The problem: Repeat the material verbatim. Images are excluded from the copy.

Material for the task:
============

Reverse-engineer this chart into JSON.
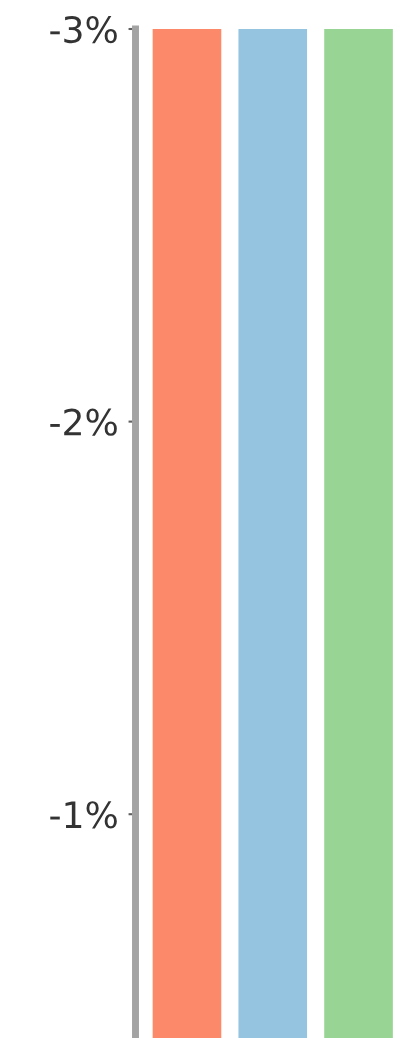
{
  "chart_data": {
    "type": "bar",
    "categories": [
      null,
      null,
      null
    ],
    "base": [
      -0.43,
      -0.43,
      -0.43
    ],
    "values": [
      -2.57,
      -2.57,
      -2.57
    ],
    "colors": [
      "#fc8a6a",
      "#94c4df",
      "#98d594"
    ],
    "ylim": [
      -0.43,
      -3
    ],
    "yticks": [
      {
        "value": -3,
        "label": "-3%"
      },
      {
        "value": -2,
        "label": "-2%"
      },
      {
        "value": -1,
        "label": "-1%"
      }
    ],
    "tick_labels": "y"
  }
}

============

Task response:
Reverse-engineer this chart into JSON.
{
  "chart_data": {
    "type": "bar",
    "categories": [
      null,
      null,
      null
    ],
    "base": [
      -0.43,
      -0.43,
      -0.43
    ],
    "values": [
      -2.57,
      -2.57,
      -2.57
    ],
    "colors": [
      "#fc8a6a",
      "#94c4df",
      "#98d594"
    ],
    "ylim": [
      -0.43,
      -3
    ],
    "yticks": [
      {
        "value": -3,
        "label": "-3%"
      },
      {
        "value": -2,
        "label": "-2%"
      },
      {
        "value": -1,
        "label": "-1%"
      }
    ],
    "tick_labels": "y"
  }
}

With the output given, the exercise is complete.